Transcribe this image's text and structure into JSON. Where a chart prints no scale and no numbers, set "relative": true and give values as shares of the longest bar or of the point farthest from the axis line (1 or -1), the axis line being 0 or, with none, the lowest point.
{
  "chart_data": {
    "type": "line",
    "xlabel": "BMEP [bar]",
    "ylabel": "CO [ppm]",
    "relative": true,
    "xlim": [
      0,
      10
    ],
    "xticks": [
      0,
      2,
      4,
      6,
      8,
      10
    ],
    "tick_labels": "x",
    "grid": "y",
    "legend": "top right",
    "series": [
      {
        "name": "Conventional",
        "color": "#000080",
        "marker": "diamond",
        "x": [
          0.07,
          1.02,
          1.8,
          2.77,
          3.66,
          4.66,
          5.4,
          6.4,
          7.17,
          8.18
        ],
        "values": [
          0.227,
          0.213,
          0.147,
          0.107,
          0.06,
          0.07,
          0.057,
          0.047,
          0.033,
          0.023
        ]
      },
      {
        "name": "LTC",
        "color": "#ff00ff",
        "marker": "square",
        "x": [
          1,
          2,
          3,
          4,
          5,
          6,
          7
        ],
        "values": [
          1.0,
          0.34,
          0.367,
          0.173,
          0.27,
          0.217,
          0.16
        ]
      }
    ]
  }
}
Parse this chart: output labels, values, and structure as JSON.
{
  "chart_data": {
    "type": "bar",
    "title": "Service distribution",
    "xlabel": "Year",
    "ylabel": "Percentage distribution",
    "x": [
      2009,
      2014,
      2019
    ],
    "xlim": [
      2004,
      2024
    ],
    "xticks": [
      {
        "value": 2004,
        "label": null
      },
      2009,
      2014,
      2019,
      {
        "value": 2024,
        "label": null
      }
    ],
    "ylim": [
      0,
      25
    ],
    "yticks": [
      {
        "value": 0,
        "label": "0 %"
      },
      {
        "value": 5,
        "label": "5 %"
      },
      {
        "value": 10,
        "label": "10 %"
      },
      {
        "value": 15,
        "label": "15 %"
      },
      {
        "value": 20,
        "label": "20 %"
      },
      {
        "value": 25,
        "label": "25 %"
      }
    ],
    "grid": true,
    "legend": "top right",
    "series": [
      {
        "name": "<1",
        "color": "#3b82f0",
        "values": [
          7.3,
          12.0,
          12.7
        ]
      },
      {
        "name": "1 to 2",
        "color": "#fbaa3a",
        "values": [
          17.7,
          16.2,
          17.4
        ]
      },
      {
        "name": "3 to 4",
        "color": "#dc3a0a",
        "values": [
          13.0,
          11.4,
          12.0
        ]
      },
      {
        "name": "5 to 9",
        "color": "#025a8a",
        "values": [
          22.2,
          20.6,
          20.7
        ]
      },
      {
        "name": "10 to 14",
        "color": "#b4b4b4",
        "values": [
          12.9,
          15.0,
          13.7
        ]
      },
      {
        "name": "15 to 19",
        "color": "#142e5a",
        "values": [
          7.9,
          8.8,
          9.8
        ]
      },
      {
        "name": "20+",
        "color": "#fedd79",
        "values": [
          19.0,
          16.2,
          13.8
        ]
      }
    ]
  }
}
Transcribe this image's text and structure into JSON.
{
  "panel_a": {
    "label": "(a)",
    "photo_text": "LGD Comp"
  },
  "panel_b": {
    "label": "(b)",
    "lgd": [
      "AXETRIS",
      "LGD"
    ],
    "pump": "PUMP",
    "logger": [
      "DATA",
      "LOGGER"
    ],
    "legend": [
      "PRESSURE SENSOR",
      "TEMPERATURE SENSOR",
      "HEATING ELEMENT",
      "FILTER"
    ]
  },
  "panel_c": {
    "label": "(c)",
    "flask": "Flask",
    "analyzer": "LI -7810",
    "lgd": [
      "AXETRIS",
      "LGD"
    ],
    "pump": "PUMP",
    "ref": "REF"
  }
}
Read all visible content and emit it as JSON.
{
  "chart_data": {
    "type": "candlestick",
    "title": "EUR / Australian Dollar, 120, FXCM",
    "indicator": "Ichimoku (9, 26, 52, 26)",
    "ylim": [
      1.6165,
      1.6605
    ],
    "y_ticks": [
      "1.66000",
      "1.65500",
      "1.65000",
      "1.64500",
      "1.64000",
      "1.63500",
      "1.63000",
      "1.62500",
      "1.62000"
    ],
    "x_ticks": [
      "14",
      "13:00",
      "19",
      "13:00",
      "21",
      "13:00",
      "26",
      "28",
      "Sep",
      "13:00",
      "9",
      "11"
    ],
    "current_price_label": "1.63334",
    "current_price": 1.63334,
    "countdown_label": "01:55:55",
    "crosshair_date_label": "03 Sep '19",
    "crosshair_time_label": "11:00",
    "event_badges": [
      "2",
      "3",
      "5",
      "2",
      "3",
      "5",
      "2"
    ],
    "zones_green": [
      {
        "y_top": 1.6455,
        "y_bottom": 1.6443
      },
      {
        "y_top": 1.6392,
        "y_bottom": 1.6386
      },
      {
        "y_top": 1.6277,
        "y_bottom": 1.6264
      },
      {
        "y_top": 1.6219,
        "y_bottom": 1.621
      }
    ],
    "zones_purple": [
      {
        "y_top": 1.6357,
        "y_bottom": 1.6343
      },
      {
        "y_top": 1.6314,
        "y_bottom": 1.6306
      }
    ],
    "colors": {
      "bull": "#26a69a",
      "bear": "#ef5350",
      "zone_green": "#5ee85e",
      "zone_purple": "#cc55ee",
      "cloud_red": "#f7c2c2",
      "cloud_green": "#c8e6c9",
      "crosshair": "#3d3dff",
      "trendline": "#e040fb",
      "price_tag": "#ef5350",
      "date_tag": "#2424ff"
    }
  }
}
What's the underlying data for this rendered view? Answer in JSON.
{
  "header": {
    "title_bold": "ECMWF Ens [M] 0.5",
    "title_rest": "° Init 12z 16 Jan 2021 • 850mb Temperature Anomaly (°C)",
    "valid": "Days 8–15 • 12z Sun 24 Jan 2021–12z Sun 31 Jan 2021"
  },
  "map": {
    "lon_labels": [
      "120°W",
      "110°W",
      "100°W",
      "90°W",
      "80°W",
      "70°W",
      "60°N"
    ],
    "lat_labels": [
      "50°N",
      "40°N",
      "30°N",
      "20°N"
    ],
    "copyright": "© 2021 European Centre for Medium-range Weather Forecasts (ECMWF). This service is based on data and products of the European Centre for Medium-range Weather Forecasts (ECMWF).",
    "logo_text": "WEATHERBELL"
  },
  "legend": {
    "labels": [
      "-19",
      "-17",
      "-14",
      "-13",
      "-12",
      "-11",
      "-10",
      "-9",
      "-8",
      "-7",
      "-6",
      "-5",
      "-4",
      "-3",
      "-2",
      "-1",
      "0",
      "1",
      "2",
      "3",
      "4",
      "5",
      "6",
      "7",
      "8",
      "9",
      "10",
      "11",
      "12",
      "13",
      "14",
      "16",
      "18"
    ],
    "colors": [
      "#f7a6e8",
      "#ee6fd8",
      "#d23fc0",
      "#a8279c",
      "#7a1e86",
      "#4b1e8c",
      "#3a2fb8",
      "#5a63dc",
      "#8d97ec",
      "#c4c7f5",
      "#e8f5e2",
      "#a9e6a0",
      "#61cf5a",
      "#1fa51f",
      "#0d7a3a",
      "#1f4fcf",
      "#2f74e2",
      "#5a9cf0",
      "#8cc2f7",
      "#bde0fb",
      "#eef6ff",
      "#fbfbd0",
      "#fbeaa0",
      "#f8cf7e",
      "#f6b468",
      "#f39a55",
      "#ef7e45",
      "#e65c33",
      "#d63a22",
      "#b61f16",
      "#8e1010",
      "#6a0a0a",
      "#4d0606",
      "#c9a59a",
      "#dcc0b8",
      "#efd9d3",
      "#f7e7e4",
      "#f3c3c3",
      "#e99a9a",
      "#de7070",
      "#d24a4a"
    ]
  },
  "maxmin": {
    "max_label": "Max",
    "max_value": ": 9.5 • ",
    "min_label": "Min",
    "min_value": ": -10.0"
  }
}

WHAT THE EXERCISE ASKS: Identify and extract each line of the listing that contains "name".

SOLVED PROBLEM:
        "name": "Conventional",
        "name": "LTC",
        "name": "<1",
        "name": "1 to 2",
        "name": "3 to 4",
        "name": "5 to 9",
        "name": "10 to 14",
        "name": "15 to 19",
        "name": "20+",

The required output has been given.